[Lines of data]

-- BEGIN --

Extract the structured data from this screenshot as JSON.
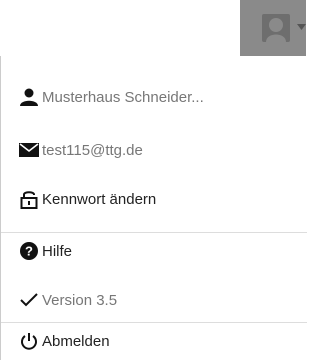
{
  "header": {
    "user_avatar_icon": "user-silhouette-icon",
    "toggle_caret_icon": "caret-down-icon",
    "toggle_bg_color": "#8a8a8a"
  },
  "menu": {
    "account_name": {
      "icon": "person-icon",
      "label": "Musterhaus Schneider..."
    },
    "email": {
      "icon": "envelope-icon",
      "label": "test115@ttg.de"
    },
    "change_password": {
      "icon": "unlock-icon",
      "label": "Kennwort ändern"
    },
    "help": {
      "icon": "question-circle-icon",
      "label": "Hilfe"
    },
    "version": {
      "icon": "checkmark-icon",
      "label": "Version 3.5"
    },
    "logout": {
      "icon": "power-icon",
      "label": "Abmelden"
    }
  }
}
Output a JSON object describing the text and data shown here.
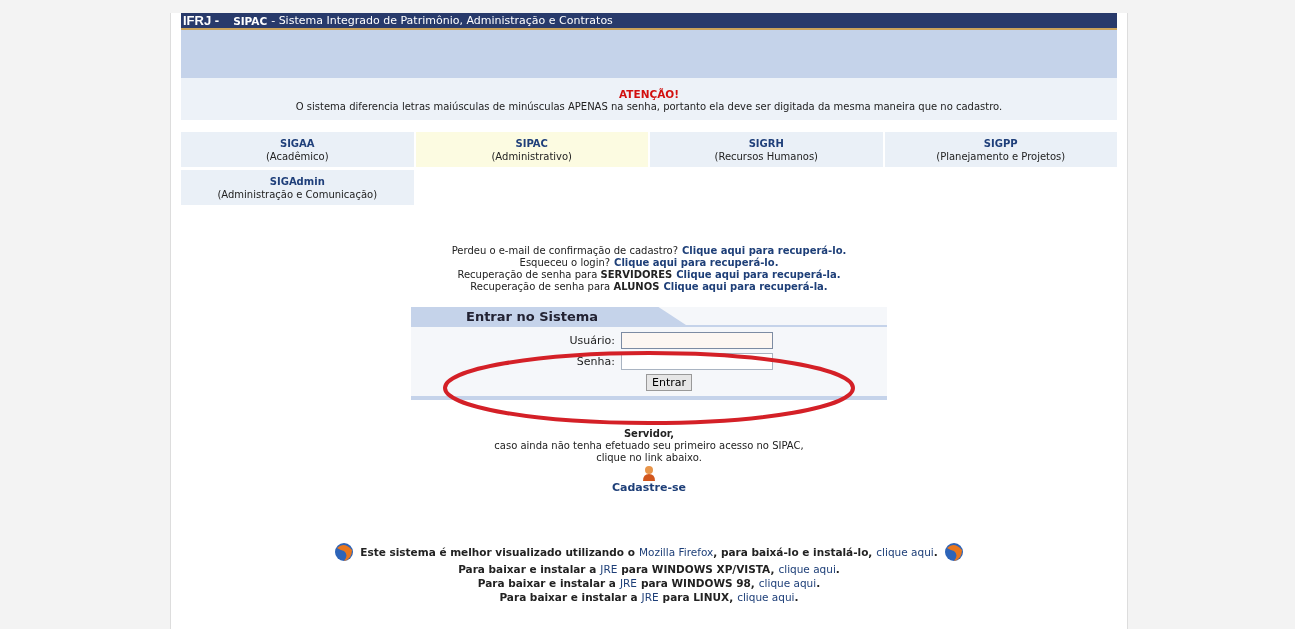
{
  "header": {
    "org": "IFRJ -",
    "system": "SIPAC",
    "title": "- Sistema Integrado de Patrimônio, Administração e Contratos"
  },
  "notice": {
    "heading": "ATENÇÃO!",
    "text": "O sistema diferencia letras maiúsculas de minúsculas APENAS na senha, portanto ela deve ser digitada da mesma maneira que no cadastro."
  },
  "systems": [
    {
      "name": "SIGAA",
      "description": "(Acadêmico)",
      "selected": false
    },
    {
      "name": "SIPAC",
      "description": "(Administrativo)",
      "selected": true
    },
    {
      "name": "SIGRH",
      "description": "(Recursos Humanos)",
      "selected": false
    },
    {
      "name": "SIGPP",
      "description": "(Planejamento e Projetos)",
      "selected": false
    },
    {
      "name": "SIGAdmin",
      "description": "(Administração e Comunicação)",
      "selected": false
    }
  ],
  "recovery_links": [
    {
      "text": "Perdeu o e-mail de confirmação de cadastro?",
      "link": "Clique aqui para recuperá-lo."
    },
    {
      "text": "Esqueceu o login?",
      "link": "Clique aqui para recuperá-lo."
    },
    {
      "text": "Recuperação de senha para **SERVIDORES**",
      "link": "Clique aqui para recuperá-la."
    },
    {
      "text": "Recuperação de senha para **ALUNOS**",
      "link": "Clique aqui para recuperá-la."
    }
  ],
  "login": {
    "title": "Entrar no Sistema",
    "fields": [
      {
        "label": "Usuário:",
        "kind": "text"
      },
      {
        "label": "Senha:",
        "kind": "password"
      }
    ],
    "button": "Entrar"
  },
  "register": {
    "heading": "Servidor,",
    "lines": [
      "caso ainda não tenha efetuado seu primeiro acesso no SIPAC,",
      "clique no link abaixo."
    ],
    "link": "Cadastre-se"
  },
  "browser_note": {
    "before": "Este sistema é melhor visualizado utilizando o",
    "browser": "Mozilla Firefox",
    "middle": ", para baixá-lo e instalá-lo,",
    "link": "clique aqui",
    "end": "."
  },
  "jre_lines": [
    {
      "before": "Para baixar e instalar a",
      "jre": "JRE",
      "after": "para WINDOWS XP/VISTA,",
      "link": "clique aqui",
      "end": "."
    },
    {
      "before": "Para baixar e instalar a",
      "jre": "JRE",
      "after": "para WINDOWS 98,",
      "link": "clique aqui",
      "end": "."
    },
    {
      "before": "Para baixar e instalar a",
      "jre": "JRE",
      "after": "para LINUX,",
      "link": "clique aqui",
      "end": "."
    }
  ],
  "annotation": {
    "kind": "ellipse",
    "color": "#d42027"
  }
}
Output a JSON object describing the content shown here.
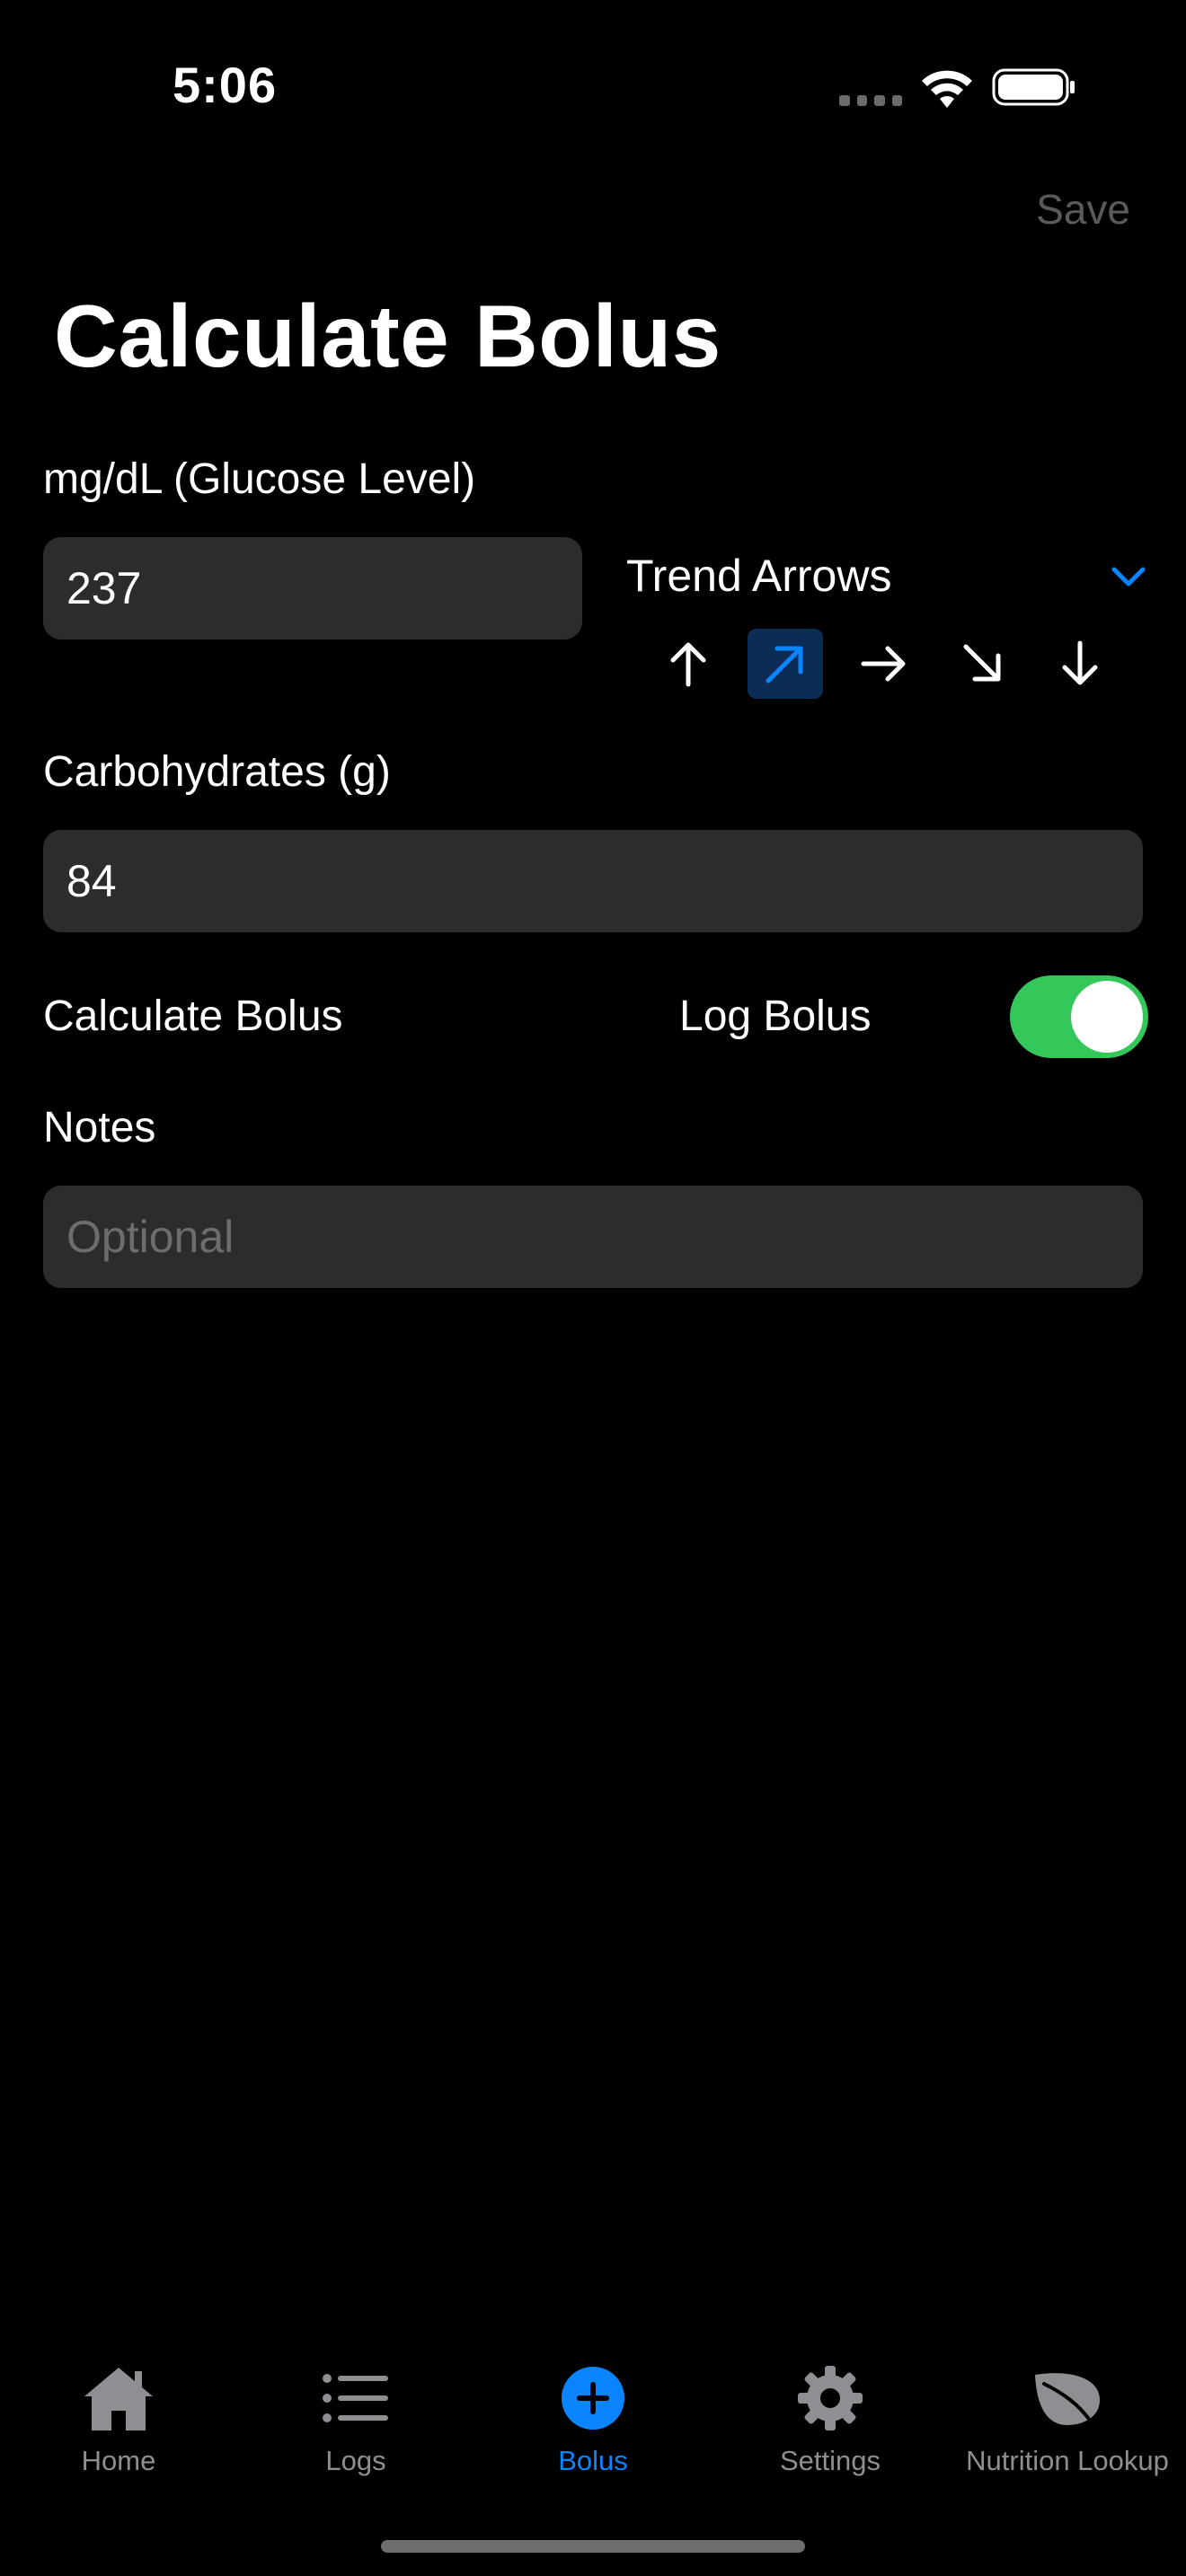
{
  "status_bar": {
    "time": "5:06"
  },
  "nav": {
    "save_label": "Save",
    "title": "Calculate Bolus"
  },
  "glucose": {
    "label": "mg/dL (Glucose Level)",
    "value": "237"
  },
  "trend": {
    "label": "Trend Arrows",
    "arrows": [
      "up",
      "up-right",
      "right",
      "down-right",
      "down"
    ],
    "selected": "up-right"
  },
  "carbs": {
    "label": "Carbohydrates (g)",
    "value": "84"
  },
  "bolus": {
    "calculate_label": "Calculate Bolus",
    "log_label": "Log Bolus",
    "log_enabled": true
  },
  "notes": {
    "label": "Notes",
    "placeholder": "Optional"
  },
  "tabs": [
    {
      "label": "Home",
      "icon": "house-icon",
      "active": false
    },
    {
      "label": "Logs",
      "icon": "list-icon",
      "active": false
    },
    {
      "label": "Bolus",
      "icon": "plus-circle-icon",
      "active": true
    },
    {
      "label": "Settings",
      "icon": "gear-icon",
      "active": false
    },
    {
      "label": "Nutrition Lookup",
      "icon": "leaf-icon",
      "active": false
    }
  ],
  "colors": {
    "accent": "#0a84ff",
    "toggle_on": "#34c759",
    "field_bg": "#2c2c2e",
    "selected_arrow_bg": "#0b2d55",
    "inactive": "#8e8e93"
  }
}
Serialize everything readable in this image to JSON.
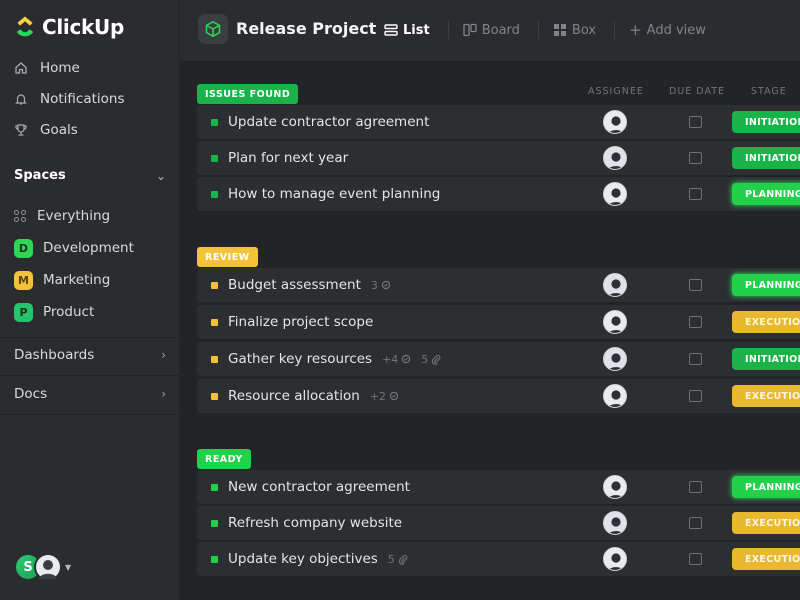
{
  "app": {
    "name": "ClickUp",
    "logo_icon": "clickup-logo-icon"
  },
  "sidebar": {
    "nav": [
      {
        "label": "Home",
        "icon": "home-icon"
      },
      {
        "label": "Notifications",
        "icon": "bell-icon"
      },
      {
        "label": "Goals",
        "icon": "trophy-icon"
      }
    ],
    "spaces_label": "Spaces",
    "spaces": [
      {
        "label": "Everything",
        "icon": "everything-icon"
      },
      {
        "label": "Development",
        "badge": "D",
        "color": "#2fd653"
      },
      {
        "label": "Marketing",
        "badge": "M",
        "color": "#f2c23a"
      },
      {
        "label": "Product",
        "badge": "P",
        "color": "#25c46a"
      }
    ],
    "dashboards_label": "Dashboards",
    "docs_label": "Docs",
    "user_initial": "S"
  },
  "header": {
    "project_title": "Release Project",
    "project_icon": "cube-icon",
    "views": [
      {
        "label": "List",
        "icon": "list-icon",
        "active": true
      },
      {
        "label": "Board",
        "icon": "board-icon",
        "active": false
      },
      {
        "label": "Box",
        "icon": "box-icon",
        "active": false
      },
      {
        "label": "Add view",
        "icon": "plus-icon",
        "active": false
      }
    ]
  },
  "columns": {
    "assignee": "ASSIGNEE",
    "due_date": "DUE DATE",
    "stage": "STAGE"
  },
  "groups": [
    {
      "label": "ISSUES FOUND",
      "color": "#19b34a",
      "tasks": [
        {
          "name": "Update contractor agreement",
          "stage": "INITIATION",
          "subtasks": "",
          "attachments": ""
        },
        {
          "name": "Plan for next year",
          "stage": "INITIATION",
          "subtasks": "",
          "attachments": ""
        },
        {
          "name": "How to manage event planning",
          "stage": "PLANNING",
          "subtasks": "",
          "attachments": ""
        }
      ]
    },
    {
      "label": "REVIEW",
      "color": "#f2c23a",
      "tasks": [
        {
          "name": "Budget assessment",
          "stage": "PLANNING",
          "subtasks": "3",
          "attachments": ""
        },
        {
          "name": "Finalize project scope",
          "stage": "EXECUTION",
          "subtasks": "",
          "attachments": ""
        },
        {
          "name": "Gather key resources",
          "stage": "INITIATION",
          "subtasks": "+4",
          "attachments": "5"
        },
        {
          "name": "Resource allocation",
          "stage": "EXECUTION",
          "subtasks": "+2",
          "attachments": ""
        }
      ]
    },
    {
      "label": "READY",
      "color": "#22d04a",
      "tasks": [
        {
          "name": "New contractor agreement",
          "stage": "PLANNING",
          "subtasks": "",
          "attachments": ""
        },
        {
          "name": "Refresh company website",
          "stage": "EXECUTION",
          "subtasks": "",
          "attachments": ""
        },
        {
          "name": "Update key objectives",
          "stage": "EXECUTION",
          "subtasks": "",
          "attachments": "5"
        }
      ]
    }
  ]
}
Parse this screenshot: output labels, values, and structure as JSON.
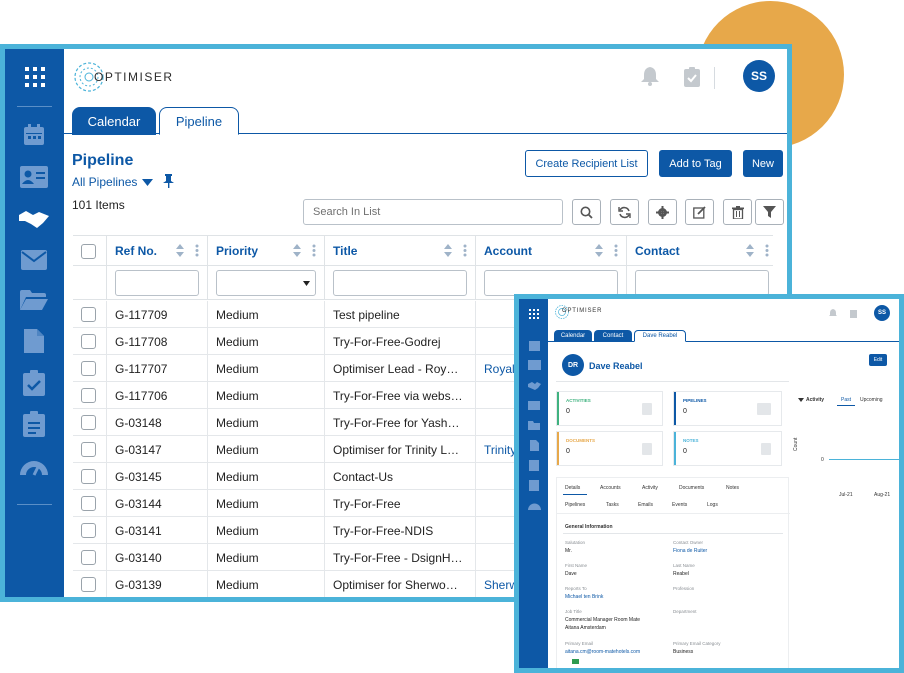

-- END --

The material above holds pictures; copy everything else in it exactly.

Extract the structured data from this screenshot as JSON.
{
  "header": {
    "user_avatar_icon": "user-silhouette-icon",
    "toggle_caret_icon": "caret-down-icon",
    "toggle_bg_color": "#8a8a8a"
  },
  "menu": {
    "account_name": {
      "icon": "person-icon",
      "label": "Musterhaus Schneider..."
    },
    "email": {
      "icon": "envelope-icon",
      "label": "test115@ttg.de"
    },
    "change_password": {
      "icon": "unlock-icon",
      "label": "Kennwort ändern"
    },
    "help": {
      "icon": "question-circle-icon",
      "label": "Hilfe"
    },
    "version": {
      "icon": "checkmark-icon",
      "label": "Version 3.5"
    },
    "logout": {
      "icon": "power-icon",
      "label": "Abmelden"
    }
  }
}
Output a JSON object describing the text and data shown here.
{
  "header": {
    "org": "IFRJ -",
    "system": "SIPAC",
    "title": "- Sistema Integrado de Patrimônio, Administração e Contratos"
  },
  "notice": {
    "heading": "ATENÇÃO!",
    "text": "O sistema diferencia letras maiúsculas de minúsculas APENAS na senha, portanto ela deve ser digitada da mesma maneira que no cadastro."
  },
  "systems": [
    {
      "name": "SIGAA",
      "description": "(Acadêmico)",
      "selected": false
    },
    {
      "name": "SIPAC",
      "description": "(Administrativo)",
      "selected": true
    },
    {
      "name": "SIGRH",
      "description": "(Recursos Humanos)",
      "selected": false
    },
    {
      "name": "SIGPP",
      "description": "(Planejamento e Projetos)",
      "selected": false
    },
    {
      "name": "SIGAdmin",
      "description": "(Administração e Comunicação)",
      "selected": false
    }
  ],
  "recovery_links": [
    {
      "text": "Perdeu o e-mail de confirmação de cadastro?",
      "link": "Clique aqui para recuperá-lo."
    },
    {
      "text": "Esqueceu o login?",
      "link": "Clique aqui para recuperá-lo."
    },
    {
      "text": "Recuperação de senha para **SERVIDORES**",
      "link": "Clique aqui para recuperá-la."
    },
    {
      "text": "Recuperação de senha para **ALUNOS**",
      "link": "Clique aqui para recuperá-la."
    }
  ],
  "login": {
    "title": "Entrar no Sistema",
    "fields": [
      {
        "label": "Usuário:",
        "kind": "text"
      },
      {
        "label": "Senha:",
        "kind": "password"
      }
    ],
    "button": "Entrar"
  },
  "register": {
    "heading": "Servidor,",
    "lines": [
      "caso ainda não tenha efetuado seu primeiro acesso no SIPAC,",
      "clique no link abaixo."
    ],
    "link": "Cadastre-se"
  },
  "browser_note": {
    "before": "Este sistema é melhor visualizado utilizando o",
    "browser": "Mozilla Firefox",
    "middle": ", para baixá-lo e instalá-lo,",
    "link": "clique aqui",
    "end": "."
  },
  "jre_lines": [
    {
      "before": "Para baixar e instalar a",
      "jre": "JRE",
      "after": "para WINDOWS XP/VISTA,",
      "link": "clique aqui",
      "end": "."
    },
    {
      "before": "Para baixar e instalar a",
      "jre": "JRE",
      "after": "para WINDOWS 98,",
      "link": "clique aqui",
      "end": "."
    },
    {
      "before": "Para baixar e instalar a",
      "jre": "JRE",
      "after": "para LINUX,",
      "link": "clique aqui",
      "end": "."
    }
  ],
  "annotation": {
    "kind": "ellipse",
    "color": "#d42027"
  }
}
Output a JSON object describing the content shown here.
{
  "status_bar": {
    "time": "5:06"
  },
  "nav": {
    "save_label": "Save",
    "title": "Calculate Bolus"
  },
  "glucose": {
    "label": "mg/dL (Glucose Level)",
    "value": "237"
  },
  "trend": {
    "label": "Trend Arrows",
    "arrows": [
      "up",
      "up-right",
      "right",
      "down-right",
      "down"
    ],
    "selected": "up-right"
  },
  "carbs": {
    "label": "Carbohydrates (g)",
    "value": "84"
  },
  "bolus": {
    "calculate_label": "Calculate Bolus",
    "log_label": "Log Bolus",
    "log_enabled": true
  },
  "notes": {
    "label": "Notes",
    "placeholder": "Optional"
  },
  "tabs": [
    {
      "label": "Home",
      "icon": "house-icon",
      "active": false
    },
    {
      "label": "Logs",
      "icon": "list-icon",
      "active": false
    },
    {
      "label": "Bolus",
      "icon": "plus-circle-icon",
      "active": true
    },
    {
      "label": "Settings",
      "icon": "gear-icon",
      "active": false
    },
    {
      "label": "Nutrition Lookup",
      "icon": "leaf-icon",
      "active": false
    }
  ],
  "colors": {
    "accent": "#0a84ff",
    "toggle_on": "#34c759",
    "field_bg": "#2c2c2e",
    "selected_arrow_bg": "#0b2d55",
    "inactive": "#8e8e93"
  }
}
Serialize everything readable in this image to JSON.
{
  "app": {
    "name": "ClickUp",
    "logo_icon": "clickup-logo-icon"
  },
  "sidebar": {
    "nav": [
      {
        "label": "Home",
        "icon": "home-icon"
      },
      {
        "label": "Notifications",
        "icon": "bell-icon"
      },
      {
        "label": "Goals",
        "icon": "trophy-icon"
      }
    ],
    "spaces_label": "Spaces",
    "spaces": [
      {
        "label": "Everything",
        "icon": "everything-icon"
      },
      {
        "label": "Development",
        "badge": "D",
        "color": "#2fd653"
      },
      {
        "label": "Marketing",
        "badge": "M",
        "color": "#f2c23a"
      },
      {
        "label": "Product",
        "badge": "P",
        "color": "#25c46a"
      }
    ],
    "dashboards_label": "Dashboards",
    "docs_label": "Docs",
    "user_initial": "S"
  },
  "header": {
    "project_title": "Release Project",
    "project_icon": "cube-icon",
    "views": [
      {
        "label": "List",
        "icon": "list-icon",
        "active": true
      },
      {
        "label": "Board",
        "icon": "board-icon",
        "active": false
      },
      {
        "label": "Box",
        "icon": "box-icon",
        "active": false
      },
      {
        "label": "Add view",
        "icon": "plus-icon",
        "active": false
      }
    ]
  },
  "columns": {
    "assignee": "ASSIGNEE",
    "due_date": "DUE DATE",
    "stage": "STAGE"
  },
  "groups": [
    {
      "label": "ISSUES FOUND",
      "color": "#19b34a",
      "tasks": [
        {
          "name": "Update contractor agreement",
          "stage": "INITIATION",
          "subtasks": "",
          "attachments": ""
        },
        {
          "name": "Plan for next year",
          "stage": "INITIATION",
          "subtasks": "",
          "attachments": ""
        },
        {
          "name": "How to manage event planning",
          "stage": "PLANNING",
          "subtasks": "",
          "attachments": ""
        }
      ]
    },
    {
      "label": "REVIEW",
      "color": "#f2c23a",
      "tasks": [
        {
          "name": "Budget assessment",
          "stage": "PLANNING",
          "subtasks": "3",
          "attachments": ""
        },
        {
          "name": "Finalize project scope",
          "stage": "EXECUTION",
          "subtasks": "",
          "attachments": ""
        },
        {
          "name": "Gather key resources",
          "stage": "INITIATION",
          "subtasks": "+4",
          "attachments": "5"
        },
        {
          "name": "Resource allocation",
          "stage": "EXECUTION",
          "subtasks": "+2",
          "attachments": ""
        }
      ]
    },
    {
      "label": "READY",
      "color": "#22d04a",
      "tasks": [
        {
          "name": "New contractor agreement",
          "stage": "PLANNING",
          "subtasks": "",
          "attachments": ""
        },
        {
          "name": "Refresh company website",
          "stage": "EXECUTION",
          "subtasks": "",
          "attachments": ""
        },
        {
          "name": "Update key objectives",
          "stage": "EXECUTION",
          "subtasks": "",
          "attachments": "5"
        }
      ]
    }
  ]
}
Parse this screenshot: output labels, values, and structure as JSON.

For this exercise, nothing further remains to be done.